» **Material provided**
┄┄┄┄┄┄┄┄┄┄┄┄┄┄┄┄┄┄┄┄
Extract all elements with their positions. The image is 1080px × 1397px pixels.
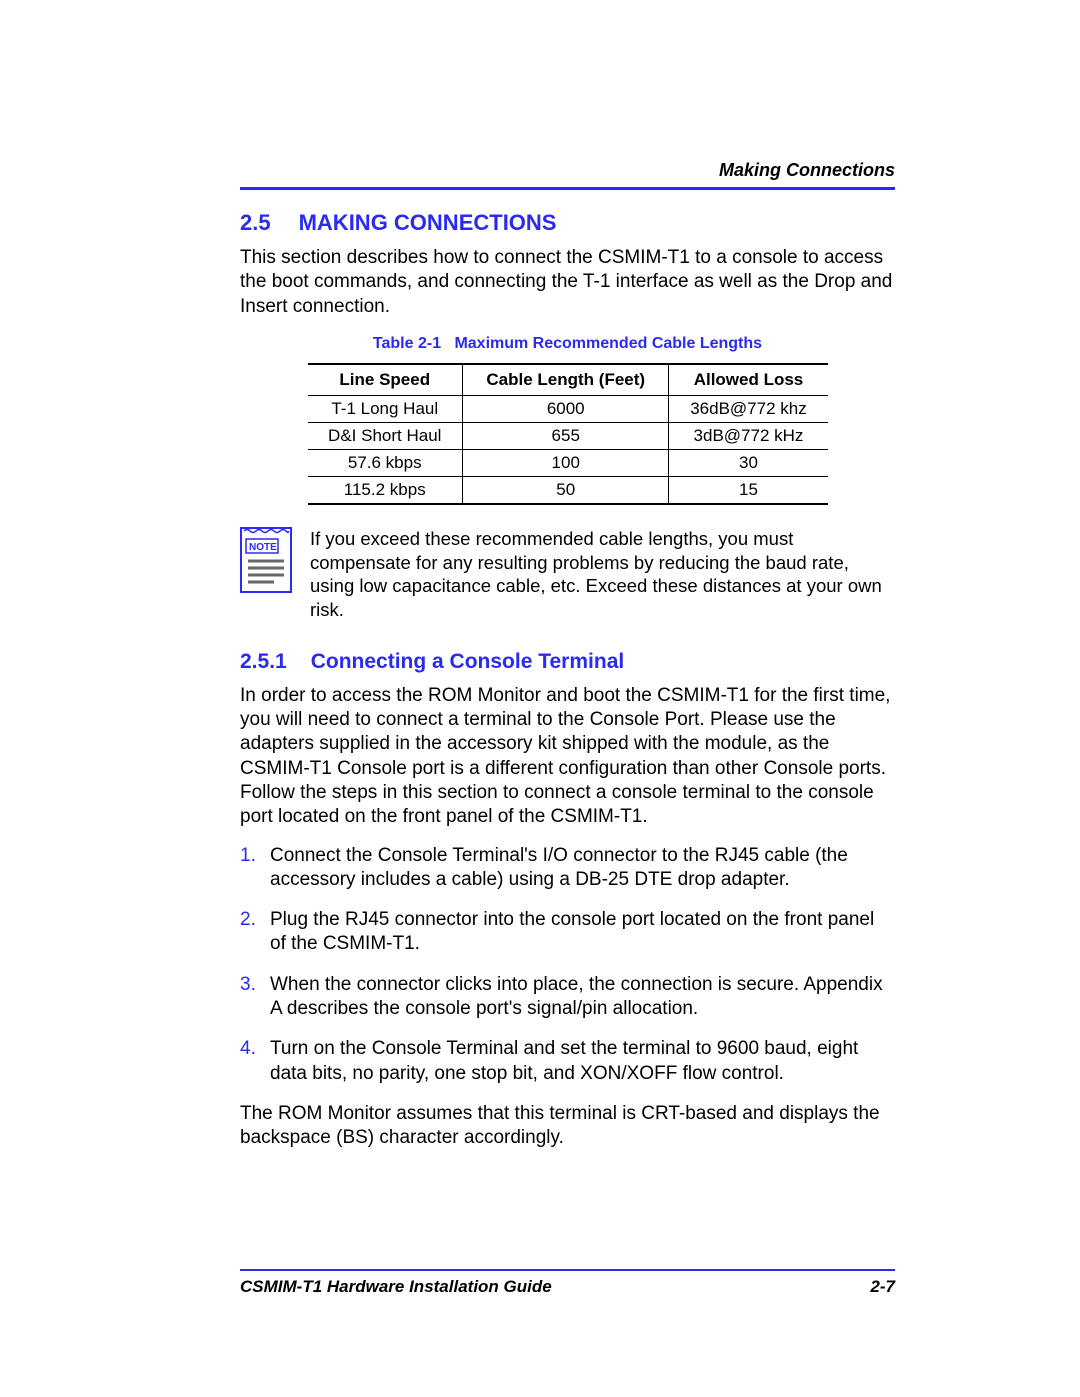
table-cell: T-1 Long Haul [308,395,463,422]
table-cell: 36dB@772 khz [669,395,828,422]
section-intro: This section describes how to connect th… [240,246,895,319]
page-footer: CSMIM-T1 Hardware Installation Guide 2-7 [240,1269,895,1297]
note-block: NOTE If you exceed these recommended cab… [240,527,895,622]
table-cell: 30 [669,449,828,476]
table-cell: 57.6 kbps [308,449,463,476]
col-header: Line Speed [308,364,463,396]
page-content: Making Connections 2.5 MAKING CONNECTIONS… [0,0,1080,1225]
list-item: Turn on the Console Terminal and set the… [240,1037,895,1086]
subsection-number: 2.5.1 [240,650,287,674]
steps-list: Connect the Console Terminal's I/O conne… [240,844,895,1087]
table-caption-title: Maximum Recommended Cable Lengths [454,335,762,352]
list-item: Connect the Console Terminal's I/O conne… [240,844,895,893]
footer-rule [240,1269,895,1271]
table-caption: Table 2-1 Maximum Recommended Cable Leng… [240,335,895,353]
section-heading: 2.5 MAKING CONNECTIONS [240,210,895,236]
table-cell: 3dB@772 kHz [669,422,828,449]
table-cell: 655 [463,422,669,449]
table-cell: 6000 [463,395,669,422]
subsection-heading: 2.5.1 Connecting a Console Terminal [240,650,895,674]
subsection-title: Connecting a Console Terminal [311,650,624,673]
footer-row: CSMIM-T1 Hardware Installation Guide 2-7 [240,1277,895,1297]
footer-doc-title: CSMIM-T1 Hardware Installation Guide [240,1277,552,1297]
table-row: T-1 Long Haul 6000 36dB@772 khz [308,395,828,422]
table-row: 57.6 kbps 100 30 [308,449,828,476]
note-text: If you exceed these recommended cable le… [310,527,895,622]
section-number: 2.5 [240,210,271,236]
header-rule [240,187,895,190]
footer-page-number: 2-7 [870,1277,895,1297]
running-header: Making Connections [240,160,895,181]
note-label: NOTE [249,542,277,553]
list-item: When the connector clicks into place, th… [240,973,895,1022]
table-cell: 15 [669,476,828,504]
subsection-closing: The ROM Monitor assumes that this termin… [240,1102,895,1151]
table-cell: D&I Short Haul [308,422,463,449]
table-row: 115.2 kbps 50 15 [308,476,828,504]
table-cell: 100 [463,449,669,476]
col-header: Allowed Loss [669,364,828,396]
table-header-row: Line Speed Cable Length (Feet) Allowed L… [308,364,828,396]
table-row: D&I Short Haul 655 3dB@772 kHz [308,422,828,449]
list-item: Plug the RJ45 connector into the console… [240,908,895,957]
col-header: Cable Length (Feet) [463,364,669,396]
cable-lengths-table: Line Speed Cable Length (Feet) Allowed L… [308,363,828,505]
note-icon: NOTE [240,527,292,593]
table-caption-prefix: Table 2-1 [373,335,441,352]
table-cell: 115.2 kbps [308,476,463,504]
page-header: Making Connections [240,160,895,190]
table-cell: 50 [463,476,669,504]
subsection-intro: In order to access the ROM Monitor and b… [240,684,895,830]
section-title: MAKING CONNECTIONS [299,210,557,235]
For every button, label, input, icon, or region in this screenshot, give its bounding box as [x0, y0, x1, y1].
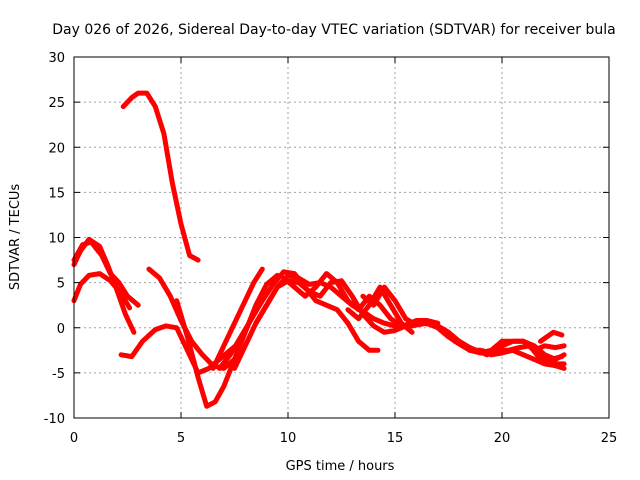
x-tick-label: 15 — [387, 431, 404, 446]
grid-lines — [74, 57, 609, 418]
y-tick-label: 0 — [57, 322, 65, 337]
y-tick-label: 30 — [48, 51, 65, 66]
x-axis-label: GPS time / hours — [286, 459, 395, 474]
y-tick-label: 5 — [57, 277, 65, 292]
y-tick-label: 25 — [48, 96, 65, 111]
x-tick-label: 20 — [494, 431, 511, 446]
y-tick-label: -10 — [44, 412, 65, 427]
y-tick-label: 15 — [48, 186, 65, 201]
series-arc-4 — [120, 90, 201, 263]
x-tick-label: 5 — [177, 431, 185, 446]
chart-title: Day 026 of 2026, Sidereal Day-to-day VTE… — [52, 22, 615, 38]
series-arc-13 — [345, 284, 415, 335]
series-arc-15 — [456, 338, 567, 362]
x-tick-label: 0 — [70, 431, 78, 446]
series-arc-2 — [71, 239, 141, 308]
series-arc-5 — [118, 323, 244, 376]
data-series — [71, 90, 567, 409]
y-tick-label: -5 — [52, 367, 65, 382]
y-tick-label: 20 — [48, 141, 65, 156]
series-arc-16 — [488, 347, 567, 371]
y-tick-label: 10 — [48, 232, 65, 247]
series-arc-8 — [210, 266, 265, 371]
series-arc-1 — [71, 236, 137, 335]
series-arc-17 — [538, 329, 565, 344]
series-arc-3 — [71, 271, 133, 311]
series-arc-7 — [174, 272, 280, 409]
y-axis-label: SDTVAR / TECUs — [8, 184, 23, 291]
x-tick-label: 25 — [601, 431, 618, 446]
x-tick-label: 10 — [280, 431, 297, 446]
axis-ticks: -10 -5 0 5 10 15 20 25 30 0 5 10 15 20 25 — [44, 51, 618, 446]
series-arc-18 — [531, 343, 567, 353]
┄┄┄┄┄┄┄┄┄┄┄┄┄┄┄┄┄┄┄┄
» **Required work**
Give back only the stretch of lines from the one containing "x-tick-label: 15 — [387, 431, 404, 446]" through the one containing "data-series — [71, 90, 567, 409]", renaming "x-tick-label" to "horizontal-tick" and leaving everything else as it is.

» **Task output**
horizontal-tick: 15 — [387, 431, 404, 446]
grid-lines — [74, 57, 609, 418]
y-tick-label: 0 — [57, 322, 65, 337]
y-tick-label: 30 — [48, 51, 65, 66]
x-axis-label: GPS time / hours — [286, 459, 395, 474]
y-tick-label: 5 — [57, 277, 65, 292]
y-tick-label: 25 — [48, 96, 65, 111]
horizontal-tick: 20 — [494, 431, 511, 446]
y-tick-label: -10 — [44, 412, 65, 427]
y-tick-label: 15 — [48, 186, 65, 201]
series-arc-4 — [120, 90, 201, 263]
horizontal-tick: 5 — [177, 431, 185, 446]
chart-title: Day 026 of 2026, Sidereal Day-to-day VTE… — [52, 22, 615, 38]
series-arc-13 — [345, 284, 415, 335]
series-arc-15 — [456, 338, 567, 362]
horizontal-tick: 0 — [70, 431, 78, 446]
series-arc-2 — [71, 239, 141, 308]
series-arc-5 — [118, 323, 244, 376]
data-series — [71, 90, 567, 409]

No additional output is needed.